» Problem to work on:
Pick out every line that holds the string "pressure" and copy it.

» Material supplied:

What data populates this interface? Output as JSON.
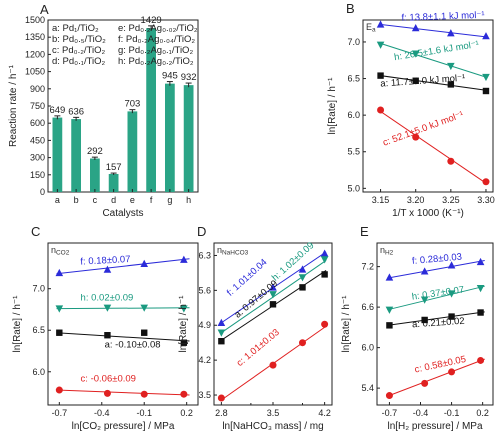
{
  "chart_data": [
    {
      "id": "A",
      "type": "bar",
      "panel_label": "A",
      "xlabel": "Catalysts",
      "ylabel": "Reaction rate / h⁻¹",
      "ylim": [
        0,
        1500
      ],
      "yticks": [
        0,
        150,
        300,
        450,
        600,
        750,
        900,
        1050,
        1200,
        1350,
        1500
      ],
      "categories": [
        "a",
        "b",
        "c",
        "d",
        "e",
        "f",
        "g",
        "h"
      ],
      "values": [
        649,
        636,
        292,
        157,
        703,
        1429,
        945,
        932
      ],
      "errors": [
        15,
        15,
        12,
        8,
        15,
        20,
        18,
        18
      ],
      "value_labels": [
        "649",
        "636",
        "292",
        "157",
        "703",
        "1429",
        "945",
        "932"
      ],
      "legend": [
        "a: Pd₁/TiO₂",
        "b: Pd₀.₅/TiO₂",
        "c: Pd₀.₂/TiO₂",
        "d: Pd₀.₁/TiO₂",
        "e: Pd₀.₂Ag₀.₀₂/TiO₂",
        "f: Pd₀.₂Ag₀.₀₄/TiO₂",
        "g: Pd₀.₂Ag₀.₁/TiO₂",
        "h: Pd₀.₂Ag₀.₂/TiO₂"
      ],
      "bar_color": "#2aa486",
      "legend_placement": "top-left"
    },
    {
      "id": "B",
      "type": "scatter",
      "panel_label": "B",
      "corner_label": "Ea",
      "xlabel": "1/T x 1000 (K⁻¹)",
      "ylabel": "ln[Rate] / h⁻¹",
      "xlim": [
        3.125,
        3.31
      ],
      "ylim": [
        4.95,
        7.3
      ],
      "xticks": [
        3.15,
        3.2,
        3.25,
        3.3
      ],
      "yticks": [
        5.0,
        5.5,
        6.0,
        6.5,
        7.0
      ],
      "series": [
        {
          "name": "f: 13.8±1.1 kJ mol⁻¹",
          "color": "#2b2bd9",
          "marker": "triangle-up",
          "x": [
            3.15,
            3.2,
            3.25,
            3.3
          ],
          "y": [
            7.24,
            7.19,
            7.12,
            7.08
          ],
          "fit": [
            [
              3.15,
              7.24
            ],
            [
              3.3,
              7.07
            ]
          ]
        },
        {
          "name": "h: 26.5±1.6 kJ mol⁻¹",
          "color": "#1a9a80",
          "marker": "triangle-down",
          "x": [
            3.15,
            3.2,
            3.25,
            3.3
          ],
          "y": [
            6.96,
            6.84,
            6.67,
            6.52
          ],
          "fit": [
            [
              3.15,
              6.98
            ],
            [
              3.3,
              6.52
            ]
          ]
        },
        {
          "name": "a: 11.7±1.0 kJ mol⁻¹",
          "color": "#111111",
          "marker": "square",
          "x": [
            3.15,
            3.2,
            3.25,
            3.3
          ],
          "y": [
            6.54,
            6.47,
            6.42,
            6.33
          ],
          "fit": [
            [
              3.15,
              6.54
            ],
            [
              3.3,
              6.34
            ]
          ]
        },
        {
          "name": "c: 52.1±5.0 kJ mol⁻¹",
          "color": "#e02020",
          "marker": "circle",
          "x": [
            3.15,
            3.2,
            3.25,
            3.3
          ],
          "y": [
            6.07,
            5.7,
            5.37,
            5.09
          ],
          "fit": [
            [
              3.15,
              6.05
            ],
            [
              3.3,
              5.07
            ]
          ]
        }
      ]
    },
    {
      "id": "C",
      "type": "scatter",
      "panel_label": "C",
      "corner_label": "nCO2",
      "xlabel": "ln[CO₂ pressure] / MPa",
      "ylabel": "ln[Rate] / h⁻¹",
      "xlim": [
        -0.78,
        0.28
      ],
      "ylim": [
        5.6,
        7.55
      ],
      "xticks": [
        -0.7,
        -0.4,
        -0.1,
        0.2
      ],
      "yticks": [
        6.0,
        6.5,
        7.0
      ],
      "series": [
        {
          "name": "f: 0.18±0.07",
          "color": "#2b2bd9",
          "marker": "triangle-up",
          "x": [
            -0.7,
            -0.36,
            -0.1,
            0.18
          ],
          "y": [
            7.19,
            7.23,
            7.3,
            7.35
          ],
          "fit": [
            [
              -0.72,
              7.18
            ],
            [
              0.22,
              7.36
            ]
          ]
        },
        {
          "name": "h: 0.02±0.09",
          "color": "#1a9a80",
          "marker": "triangle-down",
          "x": [
            -0.7,
            -0.36,
            -0.1,
            0.18
          ],
          "y": [
            6.76,
            6.77,
            6.77,
            6.76
          ],
          "fit": [
            [
              -0.72,
              6.76
            ],
            [
              0.22,
              6.77
            ]
          ]
        },
        {
          "name": "a: -0.10±0.08",
          "color": "#111111",
          "marker": "square",
          "x": [
            -0.7,
            -0.36,
            -0.1,
            0.18
          ],
          "y": [
            6.47,
            6.44,
            6.47,
            6.35
          ],
          "fit": [
            [
              -0.72,
              6.47
            ],
            [
              0.22,
              6.37
            ]
          ]
        },
        {
          "name": "c: -0.06±0.09",
          "color": "#e02020",
          "marker": "circle",
          "x": [
            -0.7,
            -0.36,
            -0.1,
            0.18
          ],
          "y": [
            5.78,
            5.74,
            5.73,
            5.73
          ],
          "fit": [
            [
              -0.72,
              5.78
            ],
            [
              0.22,
              5.72
            ]
          ]
        }
      ]
    },
    {
      "id": "D",
      "type": "scatter",
      "panel_label": "D",
      "corner_label": "nNaHCO3",
      "xlabel": "ln[NaHCO₃ mass] / mg",
      "ylabel": "ln[Rate] / h⁻¹",
      "xlim": [
        2.7,
        4.3
      ],
      "ylim": [
        3.3,
        6.55
      ],
      "xticks": [
        2.8,
        3.5,
        4.2
      ],
      "xticks_minor": [
        3.2,
        3.9
      ],
      "yticks": [
        3.5,
        4.2,
        4.9,
        5.6,
        6.3
      ],
      "series": [
        {
          "name": "f: 1.01±0.04",
          "color": "#2b2bd9",
          "marker": "triangle-up",
          "x": [
            2.8,
            3.5,
            3.9,
            4.2
          ],
          "y": [
            4.95,
            5.66,
            6.02,
            6.34
          ],
          "fit": [
            [
              2.8,
              4.95
            ],
            [
              4.22,
              6.37
            ]
          ]
        },
        {
          "name": "h: 1.02±0.09",
          "color": "#1a9a80",
          "marker": "triangle-down",
          "x": [
            2.8,
            3.5,
            3.9,
            4.2
          ],
          "y": [
            4.75,
            5.52,
            5.86,
            6.22
          ],
          "fit": [
            [
              2.8,
              4.75
            ],
            [
              4.22,
              6.2
            ]
          ]
        },
        {
          "name": "a: 0.97±0.09",
          "color": "#111111",
          "marker": "square",
          "x": [
            2.8,
            3.5,
            3.9,
            4.2
          ],
          "y": [
            4.58,
            5.32,
            5.66,
            5.92
          ],
          "fit": [
            [
              2.8,
              4.6
            ],
            [
              4.22,
              6.0
            ]
          ]
        },
        {
          "name": "c: 1.01±0.03",
          "color": "#e02020",
          "marker": "circle",
          "x": [
            2.8,
            3.5,
            3.9,
            4.2
          ],
          "y": [
            3.44,
            4.1,
            4.55,
            4.92
          ],
          "fit": [
            [
              2.8,
              3.4
            ],
            [
              4.22,
              4.88
            ]
          ]
        }
      ]
    },
    {
      "id": "E",
      "type": "scatter",
      "panel_label": "E",
      "corner_label": "nH2",
      "xlabel": "ln[H₂ pressure] / MPa",
      "ylabel": "ln[Rate] / h⁻¹",
      "xlim": [
        -0.82,
        0.3
      ],
      "ylim": [
        5.15,
        7.55
      ],
      "xticks": [
        -0.7,
        -0.4,
        -0.1,
        0.2
      ],
      "yticks": [
        5.4,
        6.0,
        6.6,
        7.2
      ],
      "series": [
        {
          "name": "f: 0.28±0.03",
          "color": "#2b2bd9",
          "marker": "triangle-up",
          "x": [
            -0.7,
            -0.36,
            -0.1,
            0.18
          ],
          "y": [
            7.04,
            7.13,
            7.22,
            7.27
          ],
          "fit": [
            [
              -0.72,
              7.03
            ],
            [
              0.22,
              7.29
            ]
          ]
        },
        {
          "name": "h: 0.37±0.07",
          "color": "#1a9a80",
          "marker": "triangle-down",
          "x": [
            -0.7,
            -0.36,
            -0.1,
            0.18
          ],
          "y": [
            6.56,
            6.71,
            6.8,
            6.88
          ],
          "fit": [
            [
              -0.72,
              6.56
            ],
            [
              0.22,
              6.91
            ]
          ]
        },
        {
          "name": "a: 0.21±0.02",
          "color": "#111111",
          "marker": "square",
          "x": [
            -0.7,
            -0.36,
            -0.1,
            0.18
          ],
          "y": [
            6.33,
            6.41,
            6.46,
            6.52
          ],
          "fit": [
            [
              -0.72,
              6.33
            ],
            [
              0.22,
              6.53
            ]
          ]
        },
        {
          "name": "c: 0.58±0.05",
          "color": "#e02020",
          "marker": "circle",
          "x": [
            -0.7,
            -0.36,
            -0.1,
            0.18
          ],
          "y": [
            5.29,
            5.47,
            5.64,
            5.81
          ],
          "fit": [
            [
              -0.72,
              5.28
            ],
            [
              0.22,
              5.83
            ]
          ]
        }
      ]
    }
  ]
}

» Exercise answer:
      "xlabel": "ln[CO₂ pressure] / MPa",
      "xlabel": "ln[H₂ pressure] / MPa",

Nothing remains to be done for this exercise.